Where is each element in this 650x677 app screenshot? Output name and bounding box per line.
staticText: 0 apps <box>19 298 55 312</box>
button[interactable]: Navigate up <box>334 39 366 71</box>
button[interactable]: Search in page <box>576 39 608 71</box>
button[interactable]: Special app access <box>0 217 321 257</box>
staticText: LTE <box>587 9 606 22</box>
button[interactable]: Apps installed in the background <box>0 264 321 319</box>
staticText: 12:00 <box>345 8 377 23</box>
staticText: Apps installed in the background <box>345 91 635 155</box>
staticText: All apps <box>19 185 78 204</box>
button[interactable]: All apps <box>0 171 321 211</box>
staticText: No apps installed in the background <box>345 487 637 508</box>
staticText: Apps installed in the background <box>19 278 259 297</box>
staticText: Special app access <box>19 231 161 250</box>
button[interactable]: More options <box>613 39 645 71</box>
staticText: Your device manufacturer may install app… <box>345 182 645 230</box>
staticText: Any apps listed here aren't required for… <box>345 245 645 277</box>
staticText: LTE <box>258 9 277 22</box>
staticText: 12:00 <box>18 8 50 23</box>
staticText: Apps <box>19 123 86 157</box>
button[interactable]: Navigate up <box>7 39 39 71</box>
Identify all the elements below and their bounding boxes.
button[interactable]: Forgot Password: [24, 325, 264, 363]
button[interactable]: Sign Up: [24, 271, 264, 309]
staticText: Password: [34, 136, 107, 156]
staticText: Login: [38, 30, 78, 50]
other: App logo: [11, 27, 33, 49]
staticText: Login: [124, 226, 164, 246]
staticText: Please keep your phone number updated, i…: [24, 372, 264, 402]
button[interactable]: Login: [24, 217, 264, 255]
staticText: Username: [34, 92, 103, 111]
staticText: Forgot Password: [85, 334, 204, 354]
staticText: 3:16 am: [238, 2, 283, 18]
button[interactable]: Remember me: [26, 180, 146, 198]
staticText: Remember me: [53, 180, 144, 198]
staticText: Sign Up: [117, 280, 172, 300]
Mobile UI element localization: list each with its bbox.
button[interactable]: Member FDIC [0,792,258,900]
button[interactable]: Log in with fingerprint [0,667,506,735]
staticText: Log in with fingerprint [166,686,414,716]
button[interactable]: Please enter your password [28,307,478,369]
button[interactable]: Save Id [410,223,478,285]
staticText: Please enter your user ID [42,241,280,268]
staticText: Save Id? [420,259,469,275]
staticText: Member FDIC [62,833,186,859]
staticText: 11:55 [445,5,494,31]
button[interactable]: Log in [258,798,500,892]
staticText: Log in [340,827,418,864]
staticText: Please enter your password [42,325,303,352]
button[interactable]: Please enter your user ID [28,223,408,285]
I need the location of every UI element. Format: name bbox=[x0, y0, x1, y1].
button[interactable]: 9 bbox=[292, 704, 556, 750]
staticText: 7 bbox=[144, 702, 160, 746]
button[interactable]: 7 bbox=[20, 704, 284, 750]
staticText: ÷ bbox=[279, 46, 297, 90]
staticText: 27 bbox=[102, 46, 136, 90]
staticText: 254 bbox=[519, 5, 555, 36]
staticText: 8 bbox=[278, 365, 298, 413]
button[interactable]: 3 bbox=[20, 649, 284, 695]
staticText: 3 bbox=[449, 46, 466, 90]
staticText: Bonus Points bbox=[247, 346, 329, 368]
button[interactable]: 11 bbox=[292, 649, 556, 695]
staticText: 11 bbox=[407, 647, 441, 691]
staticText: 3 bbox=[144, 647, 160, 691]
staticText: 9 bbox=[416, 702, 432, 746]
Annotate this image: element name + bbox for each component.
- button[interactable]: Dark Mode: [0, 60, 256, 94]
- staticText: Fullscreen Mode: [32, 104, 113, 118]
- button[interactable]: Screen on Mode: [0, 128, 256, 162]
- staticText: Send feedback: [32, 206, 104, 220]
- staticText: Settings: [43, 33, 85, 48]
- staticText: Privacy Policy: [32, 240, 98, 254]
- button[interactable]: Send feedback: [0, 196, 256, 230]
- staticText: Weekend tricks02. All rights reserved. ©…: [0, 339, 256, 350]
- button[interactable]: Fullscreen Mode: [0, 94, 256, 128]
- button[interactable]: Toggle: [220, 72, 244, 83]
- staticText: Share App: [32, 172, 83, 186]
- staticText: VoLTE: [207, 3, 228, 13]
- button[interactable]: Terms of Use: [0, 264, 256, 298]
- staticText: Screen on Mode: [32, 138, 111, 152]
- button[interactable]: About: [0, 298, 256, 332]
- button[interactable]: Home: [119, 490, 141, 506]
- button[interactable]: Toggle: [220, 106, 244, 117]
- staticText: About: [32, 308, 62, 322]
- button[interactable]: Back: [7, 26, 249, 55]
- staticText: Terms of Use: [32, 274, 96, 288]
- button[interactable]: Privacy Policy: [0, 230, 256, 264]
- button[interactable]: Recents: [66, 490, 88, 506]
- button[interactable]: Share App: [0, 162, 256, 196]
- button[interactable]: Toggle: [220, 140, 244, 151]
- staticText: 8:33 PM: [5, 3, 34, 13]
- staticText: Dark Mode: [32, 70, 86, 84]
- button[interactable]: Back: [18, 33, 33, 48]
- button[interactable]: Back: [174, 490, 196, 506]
□ □ □
Reproduce all of the material above line for line, without changing anything.

■ **CORRECT OUTPUT**:
Where is each element in this 650x677 app screenshot? Output name and bounding box per line.
staticText: 0 apps <box>19 298 55 312</box>
button[interactable]: Navigate up <box>334 39 366 71</box>
button[interactable]: Search in page <box>576 39 608 71</box>
button[interactable]: Special app access <box>0 217 321 257</box>
staticText: LTE <box>587 9 606 22</box>
button[interactable]: Apps installed in the background <box>0 264 321 319</box>
staticText: 12:00 <box>345 8 377 23</box>
staticText: Apps installed in the background <box>345 91 635 155</box>
staticText: All apps <box>19 185 78 204</box>
button[interactable]: All apps <box>0 171 321 211</box>
staticText: No apps installed in the background <box>345 487 637 508</box>
staticText: Apps installed in the background <box>19 278 259 297</box>
staticText: Special app access <box>19 231 161 250</box>
button[interactable]: More options <box>613 39 645 71</box>
staticText: Your device manufacturer may install app… <box>345 182 645 230</box>
staticText: Any apps listed here aren't required for… <box>345 245 645 277</box>
staticText: LTE <box>258 9 277 22</box>
staticText: 12:00 <box>18 8 50 23</box>
staticText: Apps <box>19 123 86 157</box>
button[interactable]: Navigate up <box>7 39 39 71</box>
Identify all the elements below and their bounding boxes.
button[interactable]: Forgot Password: [24, 325, 264, 363]
button[interactable]: Sign Up: [24, 271, 264, 309]
staticText: Password: [34, 136, 107, 156]
staticText: Login: [38, 30, 78, 50]
other: App logo: [11, 27, 33, 49]
staticText: Login: [124, 226, 164, 246]
staticText: Please keep your phone number updated, i…: [24, 372, 264, 402]
button[interactable]: Login: [24, 217, 264, 255]
staticText: Username: [34, 92, 103, 111]
staticText: Forgot Password: [85, 334, 204, 354]
staticText: 3:16 am: [238, 2, 283, 18]
button[interactable]: Remember me: [26, 180, 146, 198]
staticText: Remember me: [53, 180, 144, 198]
staticText: Sign Up: [117, 280, 172, 300]
Mobile UI element localization: list each with its bbox.
button[interactable]: Member FDIC [0,792,258,900]
button[interactable]: Log in with fingerprint [0,667,506,735]
staticText: Log in with fingerprint [166,686,414,716]
button[interactable]: Please enter your password [28,307,478,369]
button[interactable]: Save Id [410,223,478,285]
staticText: Please enter your user ID [42,241,280,268]
staticText: Save Id? [420,259,469,275]
staticText: Member FDIC [62,833,186,859]
staticText: 11:55 [445,5,494,31]
button[interactable]: Log in [258,798,500,892]
staticText: Log in [340,827,418,864]
staticText: Please enter your password [42,325,303,352]
button[interactable]: Please enter your user ID [28,223,408,285]
I need the location of every UI element. Format: name bbox=[x0, y0, x1, y1].
button[interactable]: 9 bbox=[292, 704, 556, 750]
staticText: 7 bbox=[144, 702, 160, 746]
button[interactable]: 7 bbox=[20, 704, 284, 750]
staticText: ÷ bbox=[279, 46, 297, 90]
staticText: 27 bbox=[102, 46, 136, 90]
staticText: 254 bbox=[519, 5, 555, 36]
staticText: 8 bbox=[278, 365, 298, 413]
button[interactable]: 3 bbox=[20, 649, 284, 695]
staticText: 3 bbox=[449, 46, 466, 90]
staticText: Bonus Points bbox=[247, 346, 329, 368]
button[interactable]: 11 bbox=[292, 649, 556, 695]
staticText: 11 bbox=[407, 647, 441, 691]
staticText: 3 bbox=[144, 647, 160, 691]
staticText: 9 bbox=[416, 702, 432, 746]
Annotate this image: element name + bbox for each component.
- button[interactable]: Dark Mode: [0, 60, 256, 94]
- staticText: Fullscreen Mode: [32, 104, 113, 118]
- button[interactable]: Screen on Mode: [0, 128, 256, 162]
- staticText: Send feedback: [32, 206, 104, 220]
- staticText: Settings: [43, 33, 85, 48]
- staticText: Privacy Policy: [32, 240, 98, 254]
- button[interactable]: Send feedback: [0, 196, 256, 230]
- staticText: Weekend tricks02. All rights reserved. ©…: [0, 339, 256, 350]
- button[interactable]: Fullscreen Mode: [0, 94, 256, 128]
- button[interactable]: Toggle: [220, 72, 244, 83]
- staticText: Share App: [32, 172, 83, 186]
- staticText: VoLTE: [207, 3, 228, 13]
- button[interactable]: Terms of Use: [0, 264, 256, 298]
- staticText: Screen on Mode: [32, 138, 111, 152]
- button[interactable]: About: [0, 298, 256, 332]
- button[interactable]: Home: [119, 490, 141, 506]
- button[interactable]: Toggle: [220, 106, 244, 117]
- staticText: About: [32, 308, 62, 322]
- button[interactable]: Back: [7, 26, 249, 55]
- staticText: Terms of Use: [32, 274, 96, 288]
- button[interactable]: Privacy Policy: [0, 230, 256, 264]
- button[interactable]: Recents: [66, 490, 88, 506]
- button[interactable]: Share App: [0, 162, 256, 196]
- button[interactable]: Toggle: [220, 140, 244, 151]
- staticText: 8:33 PM: [5, 3, 34, 13]
- staticText: Dark Mode: [32, 70, 86, 84]
- button[interactable]: Back: [18, 33, 33, 48]
- button[interactable]: Back: [174, 490, 196, 506]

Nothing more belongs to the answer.